* **TASKS AND EXERCISES**:
1. From the review of the Damaged Goods compilation, reproduce word for word the stretch from "But when I think" through "of the ’90s).".
2. According to the review of the Damaged Goods compilation, in what year did Billy Childish begin recording for Damaged Goods?
3. List every record label that the first sentence of the review of the Damaged Goods compilation names as one the artist has recorded on.

* **READING PASSAGE**:
* * * * * * *

As could be expected, this fifty-eight-year-old artist — who says he’s made more than 150 albums, never using a producer — has recorded on a long list of independent record companies including Sub Pop, Sympathy for the Record Industry, K Records, Amphetamine Reptile, Get Hip, and his own Hangman label.

But when I think of Billy Childish, the first label I think of is Damaged Goods, the British label started 30 years ago by a guy called Ian Damaged (who’s married to a lady named Alison Wonderland). And now, that wondrous label is releasing a two-disc, 37-song 30th anniversary compilation called Damaged Goods 1988-2018, described by the DG media machine as “a selection of top tracks, deep cuts, lost gems, and personal favourites.”

No, Damaged Goods and Billy Childish are not synonymous. DG started out as a punk-rock reissue label, and Childish didn’t start recording for them until 1991 (initially with Thee Headcoats, which served as his major music vehicle through most of the ’90s).

And Childish probably isn’t as well known with the general public as the Manic Street Preachers, who went on to major labels after their 1990 debut on Damaged Goods, New Art Riot E.P. (The title track is included here, but, frankly, it’s not all that impressive.)

But Damaged Goods began managing Billy’s back catalog a few years ago, and I’d argue that even though he was a little late to the party, he quickly became the soul of the label. I’m not comparing Ian Damaged to Sam Phillips, but trying to discuss Damaged Goods without Billy Childish is like trying to talk about Sun Records without mentioning Elvis Presley.

Besides, Childish is all over this collection.

He’s responsible for a quarter of the tracks on the first disc. Following a cool blast of punk by a guy called Johnny Moped called “Ain’t No Rock ’n’ Roll Rookie,” Thee Headcoats barge in with a tune of classic Childish self-loathing called “Every Bit of Me.” Childish, who has frequently talked publicly about being molested at the age of nine by a “friend” of his family, roars in this song about that defining incident: “He was forty years old inside my jeans/I was nine years old and feeling unclean/He told it’s a secret to keep to myself/I wanted to hate him but I hated myself/with every bit of me, every bit of me ...”

* * * * * * *

* **GIVEN INFORMATION**:

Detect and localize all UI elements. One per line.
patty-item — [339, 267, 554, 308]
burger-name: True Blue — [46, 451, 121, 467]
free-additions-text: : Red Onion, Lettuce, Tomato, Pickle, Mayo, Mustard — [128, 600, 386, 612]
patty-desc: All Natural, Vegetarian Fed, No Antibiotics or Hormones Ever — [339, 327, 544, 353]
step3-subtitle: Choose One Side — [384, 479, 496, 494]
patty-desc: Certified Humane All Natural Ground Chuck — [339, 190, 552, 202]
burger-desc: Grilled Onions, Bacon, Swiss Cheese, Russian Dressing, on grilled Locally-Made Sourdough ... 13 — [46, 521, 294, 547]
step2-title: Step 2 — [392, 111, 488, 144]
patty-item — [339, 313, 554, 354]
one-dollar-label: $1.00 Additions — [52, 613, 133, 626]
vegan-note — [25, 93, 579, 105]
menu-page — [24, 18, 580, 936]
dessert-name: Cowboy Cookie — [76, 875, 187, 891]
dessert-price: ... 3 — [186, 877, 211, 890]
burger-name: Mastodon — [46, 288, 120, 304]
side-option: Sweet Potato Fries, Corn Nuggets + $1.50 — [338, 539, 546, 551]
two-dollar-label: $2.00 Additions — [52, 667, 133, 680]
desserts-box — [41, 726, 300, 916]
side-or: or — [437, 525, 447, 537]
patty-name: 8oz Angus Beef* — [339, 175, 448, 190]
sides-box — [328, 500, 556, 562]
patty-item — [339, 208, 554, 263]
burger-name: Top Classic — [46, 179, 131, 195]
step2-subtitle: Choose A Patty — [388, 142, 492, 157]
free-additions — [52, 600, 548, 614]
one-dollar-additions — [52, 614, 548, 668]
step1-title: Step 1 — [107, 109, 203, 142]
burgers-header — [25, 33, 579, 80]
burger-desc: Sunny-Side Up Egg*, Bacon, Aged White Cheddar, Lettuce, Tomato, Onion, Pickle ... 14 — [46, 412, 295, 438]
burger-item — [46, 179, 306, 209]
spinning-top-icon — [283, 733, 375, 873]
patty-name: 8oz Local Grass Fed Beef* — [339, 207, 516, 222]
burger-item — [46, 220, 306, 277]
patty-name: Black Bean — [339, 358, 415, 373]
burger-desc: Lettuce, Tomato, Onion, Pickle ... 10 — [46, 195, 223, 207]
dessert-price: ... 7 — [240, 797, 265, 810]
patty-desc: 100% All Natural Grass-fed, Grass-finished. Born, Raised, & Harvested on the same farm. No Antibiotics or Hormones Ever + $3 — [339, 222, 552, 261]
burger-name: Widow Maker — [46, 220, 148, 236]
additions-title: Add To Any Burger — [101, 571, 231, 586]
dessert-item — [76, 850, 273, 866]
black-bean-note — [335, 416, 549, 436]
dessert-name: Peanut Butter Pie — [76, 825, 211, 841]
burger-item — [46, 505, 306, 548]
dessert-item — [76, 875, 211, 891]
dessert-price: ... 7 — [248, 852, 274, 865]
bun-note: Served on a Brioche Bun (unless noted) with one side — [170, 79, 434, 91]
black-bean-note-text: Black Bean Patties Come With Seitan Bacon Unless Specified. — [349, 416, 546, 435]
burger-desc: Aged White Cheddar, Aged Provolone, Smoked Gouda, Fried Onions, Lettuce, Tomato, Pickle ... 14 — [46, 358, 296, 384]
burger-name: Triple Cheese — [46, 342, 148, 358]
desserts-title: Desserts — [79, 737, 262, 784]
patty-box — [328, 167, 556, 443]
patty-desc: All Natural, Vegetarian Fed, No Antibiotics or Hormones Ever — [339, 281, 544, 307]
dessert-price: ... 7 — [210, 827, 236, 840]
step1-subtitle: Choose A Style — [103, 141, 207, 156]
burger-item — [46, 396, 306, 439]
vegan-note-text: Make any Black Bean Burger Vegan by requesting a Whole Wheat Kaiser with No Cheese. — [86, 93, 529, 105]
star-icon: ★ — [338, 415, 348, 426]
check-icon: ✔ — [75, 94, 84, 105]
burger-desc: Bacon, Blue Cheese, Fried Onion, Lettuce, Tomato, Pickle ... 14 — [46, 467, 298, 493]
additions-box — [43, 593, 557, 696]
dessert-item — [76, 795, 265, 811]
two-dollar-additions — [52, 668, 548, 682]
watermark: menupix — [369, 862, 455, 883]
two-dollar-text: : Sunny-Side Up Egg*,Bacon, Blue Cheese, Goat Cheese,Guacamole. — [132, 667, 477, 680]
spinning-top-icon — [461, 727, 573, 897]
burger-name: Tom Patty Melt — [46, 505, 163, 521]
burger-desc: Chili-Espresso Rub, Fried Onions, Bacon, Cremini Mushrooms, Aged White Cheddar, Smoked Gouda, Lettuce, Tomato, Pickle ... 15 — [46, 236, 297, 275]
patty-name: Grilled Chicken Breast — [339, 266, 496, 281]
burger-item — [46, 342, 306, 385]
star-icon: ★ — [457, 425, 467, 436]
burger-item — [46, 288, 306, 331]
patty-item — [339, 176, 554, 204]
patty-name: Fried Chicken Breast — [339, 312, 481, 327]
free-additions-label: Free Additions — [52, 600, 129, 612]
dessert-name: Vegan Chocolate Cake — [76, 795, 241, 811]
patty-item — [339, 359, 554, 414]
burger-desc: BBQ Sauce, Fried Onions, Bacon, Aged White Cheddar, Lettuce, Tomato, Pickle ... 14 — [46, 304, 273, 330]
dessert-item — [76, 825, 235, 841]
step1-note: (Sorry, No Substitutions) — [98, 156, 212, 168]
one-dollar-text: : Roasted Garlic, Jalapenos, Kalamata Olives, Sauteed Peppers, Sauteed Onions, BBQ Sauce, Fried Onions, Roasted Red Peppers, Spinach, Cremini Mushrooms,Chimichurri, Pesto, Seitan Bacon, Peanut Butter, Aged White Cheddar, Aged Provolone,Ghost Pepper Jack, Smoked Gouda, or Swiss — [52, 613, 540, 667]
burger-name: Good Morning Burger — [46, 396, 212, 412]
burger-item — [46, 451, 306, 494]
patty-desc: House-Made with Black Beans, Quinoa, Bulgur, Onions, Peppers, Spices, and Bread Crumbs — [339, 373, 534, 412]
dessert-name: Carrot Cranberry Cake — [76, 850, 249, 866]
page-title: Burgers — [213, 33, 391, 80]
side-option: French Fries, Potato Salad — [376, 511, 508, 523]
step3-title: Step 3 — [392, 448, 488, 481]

* * * * * * *

* **ANSWERS FOR THE TASKS**:
1.
But when I think of Billy Childish, the first label I think of is Damaged Goods, the British label started 30 years ago by a guy called Ian Damaged (who’s married to a lady named Alison Wonderland). And now, that wondrous label is releasing a two-disc, 37-song 30th anniversary compilation called Damaged Goods 1988-2018, described by the DG media machine as “a selection of top tracks, deep cuts, lost gems, and personal favourites.”

No, Damaged Goods and Billy Childish are not synonymous. DG started out as a punk-rock reissue label, and Childish didn’t start recording for them until 1991 (initially with Thee Headcoats, which served as his major music vehicle through most of the ’90s).

2. 1991

3. Sub Pop, Sympathy for the Record Industry, K Records, Amphetamine Reptile, Get Hip, Hangman